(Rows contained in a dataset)
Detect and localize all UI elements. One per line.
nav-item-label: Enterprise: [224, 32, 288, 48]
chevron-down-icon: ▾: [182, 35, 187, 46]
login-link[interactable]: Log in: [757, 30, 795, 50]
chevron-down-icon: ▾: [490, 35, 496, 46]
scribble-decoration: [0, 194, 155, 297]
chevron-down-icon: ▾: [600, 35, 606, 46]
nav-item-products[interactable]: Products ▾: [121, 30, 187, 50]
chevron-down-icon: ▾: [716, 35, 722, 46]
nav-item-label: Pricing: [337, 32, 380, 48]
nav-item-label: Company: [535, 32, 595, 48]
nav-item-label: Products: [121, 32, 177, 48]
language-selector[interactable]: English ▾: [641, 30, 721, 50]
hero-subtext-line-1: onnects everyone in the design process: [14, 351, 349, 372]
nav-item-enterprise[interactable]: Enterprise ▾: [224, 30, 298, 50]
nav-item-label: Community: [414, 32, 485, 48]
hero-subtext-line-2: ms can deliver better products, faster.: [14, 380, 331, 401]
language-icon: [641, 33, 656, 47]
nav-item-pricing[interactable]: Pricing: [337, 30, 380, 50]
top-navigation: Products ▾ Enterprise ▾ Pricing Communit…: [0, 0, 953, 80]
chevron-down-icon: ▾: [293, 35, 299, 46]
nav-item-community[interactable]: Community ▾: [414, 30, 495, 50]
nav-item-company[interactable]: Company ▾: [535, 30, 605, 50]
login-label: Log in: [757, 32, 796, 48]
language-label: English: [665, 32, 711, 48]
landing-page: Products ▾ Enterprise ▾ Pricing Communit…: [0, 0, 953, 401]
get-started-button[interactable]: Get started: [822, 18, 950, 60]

> [Instruction]
Please identify every row above that contains the string "item" and copy each of those rows in full.

> [Written reply]
nav-item-label: Enterprise: [224, 32, 288, 48]
nav-item-products[interactable]: Products ▾: [121, 30, 187, 50]
nav-item-label: Pricing: [337, 32, 380, 48]
nav-item-label: Company: [535, 32, 595, 48]
nav-item-label: Products: [121, 32, 177, 48]
nav-item-enterprise[interactable]: Enterprise ▾: [224, 30, 298, 50]
nav-item-label: Community: [414, 32, 485, 48]
nav-item-pricing[interactable]: Pricing: [337, 30, 380, 50]
nav-item-community[interactable]: Community ▾: [414, 30, 495, 50]
nav-item-company[interactable]: Company ▾: [535, 30, 605, 50]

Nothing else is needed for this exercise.